Dataset items:

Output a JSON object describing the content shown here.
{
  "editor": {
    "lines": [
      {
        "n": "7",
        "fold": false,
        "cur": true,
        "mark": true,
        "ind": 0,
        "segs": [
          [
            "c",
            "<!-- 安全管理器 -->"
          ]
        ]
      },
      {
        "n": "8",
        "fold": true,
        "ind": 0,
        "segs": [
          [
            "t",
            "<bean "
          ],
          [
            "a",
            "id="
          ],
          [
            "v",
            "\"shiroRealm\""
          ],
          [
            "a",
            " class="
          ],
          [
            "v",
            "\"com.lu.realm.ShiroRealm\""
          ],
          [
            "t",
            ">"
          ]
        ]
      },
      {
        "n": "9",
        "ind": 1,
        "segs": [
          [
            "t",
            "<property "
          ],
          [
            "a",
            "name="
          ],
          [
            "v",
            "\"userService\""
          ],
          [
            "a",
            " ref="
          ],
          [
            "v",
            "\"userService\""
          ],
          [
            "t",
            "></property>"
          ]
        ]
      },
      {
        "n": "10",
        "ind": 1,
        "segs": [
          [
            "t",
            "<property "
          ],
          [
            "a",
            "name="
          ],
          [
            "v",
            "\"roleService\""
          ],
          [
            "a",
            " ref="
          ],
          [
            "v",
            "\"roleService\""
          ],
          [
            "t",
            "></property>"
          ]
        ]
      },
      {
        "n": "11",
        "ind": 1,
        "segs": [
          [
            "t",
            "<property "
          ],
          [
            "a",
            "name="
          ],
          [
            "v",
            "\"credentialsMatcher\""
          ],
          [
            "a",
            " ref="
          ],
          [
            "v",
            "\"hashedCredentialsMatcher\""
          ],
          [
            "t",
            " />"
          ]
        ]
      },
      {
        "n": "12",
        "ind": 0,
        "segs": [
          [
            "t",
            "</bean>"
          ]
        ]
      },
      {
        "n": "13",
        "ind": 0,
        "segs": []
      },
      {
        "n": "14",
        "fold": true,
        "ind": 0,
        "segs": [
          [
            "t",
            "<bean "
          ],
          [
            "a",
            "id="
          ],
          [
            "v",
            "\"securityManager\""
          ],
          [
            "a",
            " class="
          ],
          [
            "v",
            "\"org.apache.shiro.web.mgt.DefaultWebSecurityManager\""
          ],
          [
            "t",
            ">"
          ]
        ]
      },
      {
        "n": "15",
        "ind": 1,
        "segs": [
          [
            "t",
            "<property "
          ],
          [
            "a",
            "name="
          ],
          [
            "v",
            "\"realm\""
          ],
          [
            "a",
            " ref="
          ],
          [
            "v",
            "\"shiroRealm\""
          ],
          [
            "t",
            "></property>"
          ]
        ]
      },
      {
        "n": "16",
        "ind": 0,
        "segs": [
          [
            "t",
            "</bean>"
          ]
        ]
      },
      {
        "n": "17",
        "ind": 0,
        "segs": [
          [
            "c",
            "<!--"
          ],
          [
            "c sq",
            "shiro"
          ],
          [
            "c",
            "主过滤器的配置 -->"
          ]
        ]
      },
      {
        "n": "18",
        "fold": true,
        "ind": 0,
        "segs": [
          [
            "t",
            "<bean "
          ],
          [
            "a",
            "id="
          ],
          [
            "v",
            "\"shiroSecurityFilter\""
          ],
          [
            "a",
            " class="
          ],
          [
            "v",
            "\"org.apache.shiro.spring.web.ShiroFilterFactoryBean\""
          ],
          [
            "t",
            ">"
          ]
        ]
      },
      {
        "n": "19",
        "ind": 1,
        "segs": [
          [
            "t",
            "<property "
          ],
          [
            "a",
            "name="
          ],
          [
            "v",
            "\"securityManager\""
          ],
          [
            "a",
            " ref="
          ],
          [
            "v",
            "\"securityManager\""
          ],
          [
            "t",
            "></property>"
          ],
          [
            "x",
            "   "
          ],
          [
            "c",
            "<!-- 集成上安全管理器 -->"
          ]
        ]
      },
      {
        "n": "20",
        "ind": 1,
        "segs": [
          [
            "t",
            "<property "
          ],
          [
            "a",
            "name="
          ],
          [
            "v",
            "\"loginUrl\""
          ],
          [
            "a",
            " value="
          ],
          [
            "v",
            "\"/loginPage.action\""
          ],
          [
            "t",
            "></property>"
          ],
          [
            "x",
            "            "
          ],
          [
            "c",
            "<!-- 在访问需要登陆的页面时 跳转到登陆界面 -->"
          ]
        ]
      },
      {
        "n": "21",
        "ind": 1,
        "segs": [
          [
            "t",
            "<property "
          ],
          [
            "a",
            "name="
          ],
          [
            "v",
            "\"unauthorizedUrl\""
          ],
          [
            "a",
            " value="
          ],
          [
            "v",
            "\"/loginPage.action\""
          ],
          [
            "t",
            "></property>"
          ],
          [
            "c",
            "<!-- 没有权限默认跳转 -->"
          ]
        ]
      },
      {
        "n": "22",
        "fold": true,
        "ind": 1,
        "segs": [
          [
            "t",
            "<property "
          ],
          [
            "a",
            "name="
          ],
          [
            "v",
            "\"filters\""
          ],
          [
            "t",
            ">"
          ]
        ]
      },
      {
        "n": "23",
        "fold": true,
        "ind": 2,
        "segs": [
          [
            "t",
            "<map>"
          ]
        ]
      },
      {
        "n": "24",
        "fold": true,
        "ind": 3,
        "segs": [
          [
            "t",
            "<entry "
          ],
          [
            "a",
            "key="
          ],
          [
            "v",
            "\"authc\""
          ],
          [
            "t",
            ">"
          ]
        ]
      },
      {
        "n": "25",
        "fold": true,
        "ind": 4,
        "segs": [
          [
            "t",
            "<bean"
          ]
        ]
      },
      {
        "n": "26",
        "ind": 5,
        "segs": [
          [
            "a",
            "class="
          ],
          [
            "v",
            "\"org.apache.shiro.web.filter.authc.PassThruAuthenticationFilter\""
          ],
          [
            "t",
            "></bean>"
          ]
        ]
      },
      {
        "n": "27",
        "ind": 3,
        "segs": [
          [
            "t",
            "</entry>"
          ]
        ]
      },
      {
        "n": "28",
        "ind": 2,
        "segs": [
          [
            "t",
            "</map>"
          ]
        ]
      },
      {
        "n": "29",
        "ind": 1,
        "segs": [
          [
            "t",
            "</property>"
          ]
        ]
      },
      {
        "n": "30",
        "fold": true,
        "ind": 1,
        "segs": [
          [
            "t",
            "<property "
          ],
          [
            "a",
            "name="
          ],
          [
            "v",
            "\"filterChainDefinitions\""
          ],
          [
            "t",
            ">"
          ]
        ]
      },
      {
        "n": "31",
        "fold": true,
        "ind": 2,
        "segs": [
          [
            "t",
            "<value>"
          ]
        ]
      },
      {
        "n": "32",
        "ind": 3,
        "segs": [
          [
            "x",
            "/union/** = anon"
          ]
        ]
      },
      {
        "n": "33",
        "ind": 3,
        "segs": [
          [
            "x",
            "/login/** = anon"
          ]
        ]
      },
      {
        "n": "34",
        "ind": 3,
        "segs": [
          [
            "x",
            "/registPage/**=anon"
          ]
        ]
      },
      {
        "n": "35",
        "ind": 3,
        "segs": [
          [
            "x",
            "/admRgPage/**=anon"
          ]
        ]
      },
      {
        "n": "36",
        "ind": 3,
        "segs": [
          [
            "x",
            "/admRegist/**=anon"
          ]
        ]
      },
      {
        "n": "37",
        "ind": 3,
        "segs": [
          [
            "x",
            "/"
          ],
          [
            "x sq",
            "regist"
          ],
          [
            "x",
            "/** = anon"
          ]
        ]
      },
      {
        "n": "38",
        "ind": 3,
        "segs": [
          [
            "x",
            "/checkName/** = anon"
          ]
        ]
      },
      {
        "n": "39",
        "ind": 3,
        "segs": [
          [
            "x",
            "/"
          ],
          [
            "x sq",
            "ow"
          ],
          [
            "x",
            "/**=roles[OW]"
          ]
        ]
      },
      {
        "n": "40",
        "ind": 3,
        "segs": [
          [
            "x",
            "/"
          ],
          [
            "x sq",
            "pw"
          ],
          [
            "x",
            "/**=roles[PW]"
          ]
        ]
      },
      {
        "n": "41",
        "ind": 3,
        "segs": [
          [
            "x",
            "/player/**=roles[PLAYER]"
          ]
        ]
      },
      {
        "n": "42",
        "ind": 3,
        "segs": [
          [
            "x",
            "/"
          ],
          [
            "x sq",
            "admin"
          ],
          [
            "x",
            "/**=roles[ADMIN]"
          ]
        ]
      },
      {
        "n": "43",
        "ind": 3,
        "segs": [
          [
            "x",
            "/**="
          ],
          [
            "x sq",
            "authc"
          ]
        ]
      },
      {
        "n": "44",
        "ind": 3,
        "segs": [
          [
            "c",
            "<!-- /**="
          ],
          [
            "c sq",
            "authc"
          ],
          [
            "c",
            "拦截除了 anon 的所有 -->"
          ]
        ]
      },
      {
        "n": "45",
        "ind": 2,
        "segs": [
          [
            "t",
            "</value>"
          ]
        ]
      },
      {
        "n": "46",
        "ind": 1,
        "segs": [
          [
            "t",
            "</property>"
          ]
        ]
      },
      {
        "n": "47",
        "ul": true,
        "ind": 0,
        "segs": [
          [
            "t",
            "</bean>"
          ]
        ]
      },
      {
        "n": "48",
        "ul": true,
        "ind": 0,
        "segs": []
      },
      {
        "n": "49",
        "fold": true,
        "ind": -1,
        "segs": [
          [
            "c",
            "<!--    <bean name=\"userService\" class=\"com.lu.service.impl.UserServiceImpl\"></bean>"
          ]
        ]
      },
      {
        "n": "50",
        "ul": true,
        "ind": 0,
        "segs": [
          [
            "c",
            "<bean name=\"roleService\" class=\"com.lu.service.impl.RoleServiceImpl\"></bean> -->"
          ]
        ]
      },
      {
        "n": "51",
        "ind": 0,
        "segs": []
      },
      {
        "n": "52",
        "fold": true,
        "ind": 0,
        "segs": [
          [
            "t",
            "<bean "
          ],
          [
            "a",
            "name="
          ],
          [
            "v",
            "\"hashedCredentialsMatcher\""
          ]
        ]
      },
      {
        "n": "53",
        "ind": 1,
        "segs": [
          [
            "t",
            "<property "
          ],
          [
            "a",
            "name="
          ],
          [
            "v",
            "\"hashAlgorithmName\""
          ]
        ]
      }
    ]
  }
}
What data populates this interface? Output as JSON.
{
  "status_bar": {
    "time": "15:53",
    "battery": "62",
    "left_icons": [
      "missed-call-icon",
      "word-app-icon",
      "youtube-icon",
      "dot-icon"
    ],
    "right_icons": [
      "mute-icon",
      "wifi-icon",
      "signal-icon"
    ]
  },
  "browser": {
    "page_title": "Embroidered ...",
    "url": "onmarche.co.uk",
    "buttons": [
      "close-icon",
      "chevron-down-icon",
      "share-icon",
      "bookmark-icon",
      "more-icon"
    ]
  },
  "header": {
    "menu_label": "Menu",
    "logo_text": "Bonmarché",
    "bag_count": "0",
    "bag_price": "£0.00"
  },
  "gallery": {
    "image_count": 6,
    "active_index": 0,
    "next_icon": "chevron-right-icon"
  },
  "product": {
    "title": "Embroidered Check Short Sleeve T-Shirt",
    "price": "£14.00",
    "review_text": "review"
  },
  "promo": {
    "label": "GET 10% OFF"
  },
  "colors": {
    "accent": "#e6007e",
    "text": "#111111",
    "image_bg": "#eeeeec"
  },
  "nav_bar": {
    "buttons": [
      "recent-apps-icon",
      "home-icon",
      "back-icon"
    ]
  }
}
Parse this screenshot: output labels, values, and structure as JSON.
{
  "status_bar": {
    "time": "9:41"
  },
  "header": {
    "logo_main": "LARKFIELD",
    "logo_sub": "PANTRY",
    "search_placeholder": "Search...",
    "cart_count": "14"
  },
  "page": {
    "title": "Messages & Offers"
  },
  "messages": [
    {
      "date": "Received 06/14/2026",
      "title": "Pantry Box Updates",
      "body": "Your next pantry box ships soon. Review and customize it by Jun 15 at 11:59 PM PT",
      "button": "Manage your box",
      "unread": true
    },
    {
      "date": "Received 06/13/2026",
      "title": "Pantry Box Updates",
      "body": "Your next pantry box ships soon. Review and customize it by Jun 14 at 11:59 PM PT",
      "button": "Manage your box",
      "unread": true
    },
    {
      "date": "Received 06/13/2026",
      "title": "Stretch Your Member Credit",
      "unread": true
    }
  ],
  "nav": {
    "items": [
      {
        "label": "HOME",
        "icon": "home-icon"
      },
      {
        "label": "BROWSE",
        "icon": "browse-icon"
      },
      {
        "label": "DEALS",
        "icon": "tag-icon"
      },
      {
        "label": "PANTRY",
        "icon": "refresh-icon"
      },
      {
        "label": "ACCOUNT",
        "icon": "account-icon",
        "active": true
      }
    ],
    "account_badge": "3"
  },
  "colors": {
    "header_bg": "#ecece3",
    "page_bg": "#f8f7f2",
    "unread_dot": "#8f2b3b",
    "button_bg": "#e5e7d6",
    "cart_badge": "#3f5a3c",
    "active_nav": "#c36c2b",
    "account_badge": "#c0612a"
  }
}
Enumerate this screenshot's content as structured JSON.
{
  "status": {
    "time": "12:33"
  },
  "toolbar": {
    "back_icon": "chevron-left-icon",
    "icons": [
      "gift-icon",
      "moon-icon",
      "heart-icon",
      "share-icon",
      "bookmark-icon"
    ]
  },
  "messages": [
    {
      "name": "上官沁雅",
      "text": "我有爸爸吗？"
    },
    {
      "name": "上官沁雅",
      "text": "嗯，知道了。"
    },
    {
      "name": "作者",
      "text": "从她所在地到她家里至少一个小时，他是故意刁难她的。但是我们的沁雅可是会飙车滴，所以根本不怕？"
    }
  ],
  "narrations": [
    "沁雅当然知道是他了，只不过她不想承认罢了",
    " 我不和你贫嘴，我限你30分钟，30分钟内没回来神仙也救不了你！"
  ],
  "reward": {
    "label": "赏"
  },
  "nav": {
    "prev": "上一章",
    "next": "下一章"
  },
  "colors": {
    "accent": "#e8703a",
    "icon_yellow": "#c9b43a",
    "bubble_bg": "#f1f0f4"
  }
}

■ **EXERCISE DETAILS**: Take each line of the material that contains the word "apache" and list it.

■ **EXERCISE ANSWER**:
            "\"org.apache.shiro.web.mgt.DefaultWebSecurityManager\""
            "\"org.apache.shiro.spring.web.ShiroFilterFactoryBean\""
            "\"org.apache.shiro.web.filter.authc.PassThruAuthenticationFilter\""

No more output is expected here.